_WHAT YOU HAVE TO DO:_
All of the records below should be output exactly.

_ITEMS:_
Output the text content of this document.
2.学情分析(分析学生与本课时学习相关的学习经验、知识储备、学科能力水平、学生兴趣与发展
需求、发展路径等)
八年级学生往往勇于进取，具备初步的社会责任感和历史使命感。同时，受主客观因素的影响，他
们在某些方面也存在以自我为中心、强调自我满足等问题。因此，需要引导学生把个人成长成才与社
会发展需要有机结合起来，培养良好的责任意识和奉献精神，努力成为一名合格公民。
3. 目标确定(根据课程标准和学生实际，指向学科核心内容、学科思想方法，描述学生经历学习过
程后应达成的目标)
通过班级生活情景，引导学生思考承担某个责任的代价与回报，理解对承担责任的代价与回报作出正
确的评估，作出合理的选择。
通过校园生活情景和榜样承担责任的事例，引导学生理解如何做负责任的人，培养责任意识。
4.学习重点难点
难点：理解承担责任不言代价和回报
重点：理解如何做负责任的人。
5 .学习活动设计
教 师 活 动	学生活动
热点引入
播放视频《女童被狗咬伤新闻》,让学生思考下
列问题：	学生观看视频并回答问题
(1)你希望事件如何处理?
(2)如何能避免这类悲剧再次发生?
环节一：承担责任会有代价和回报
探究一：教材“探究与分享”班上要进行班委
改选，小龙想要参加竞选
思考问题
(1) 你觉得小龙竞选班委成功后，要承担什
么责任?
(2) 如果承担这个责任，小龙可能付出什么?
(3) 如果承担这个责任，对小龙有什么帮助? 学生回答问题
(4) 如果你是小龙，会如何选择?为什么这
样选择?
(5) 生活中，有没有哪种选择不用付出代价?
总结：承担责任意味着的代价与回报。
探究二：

_COMPLETE RESPONSE:_
Output the text content of this document.
2.学情分析(分析学生与本课时学习相关的学习经验、知识储备、学科能力水平、学生兴趣与发展
需求、发展路径等)
八年级学生往往勇于进取，具备初步的社会责任感和历史使命感。同时，受主客观因素的影响，他
们在某些方面也存在以自我为中心、强调自我满足等问题。因此，需要引导学生把个人成长成才与社
会发展需要有机结合起来，培养良好的责任意识和奉献精神，努力成为一名合格公民。
3. 目标确定(根据课程标准和学生实际，指向学科核心内容、学科思想方法，描述学生经历学习过
程后应达成的目标)
通过班级生活情景，引导学生思考承担某个责任的代价与回报，理解对承担责任的代价与回报作出正
确的评估，作出合理的选择。
通过校园生活情景和榜样承担责任的事例，引导学生理解如何做负责任的人，培养责任意识。
4.学习重点难点
难点：理解承担责任不言代价和回报
重点：理解如何做负责任的人。
5 .学习活动设计
教 师 活 动	学生活动
热点引入
播放视频《女童被狗咬伤新闻》,让学生思考下
列问题：	学生观看视频并回答问题
(1)你希望事件如何处理?
(2)如何能避免这类悲剧再次发生?
环节一：承担责任会有代价和回报
探究一：教材“探究与分享”班上要进行班委
改选，小龙想要参加竞选
思考问题
(1) 你觉得小龙竞选班委成功后，要承担什
么责任?
(2) 如果承担这个责任，小龙可能付出什么?
(3) 如果承担这个责任，对小龙有什么帮助? 学生回答问题
(4) 如果你是小龙，会如何选择?为什么这
样选择?
(5) 生活中，有没有哪种选择不用付出代价?
总结：承担责任意味着的代价与回报。
探究二：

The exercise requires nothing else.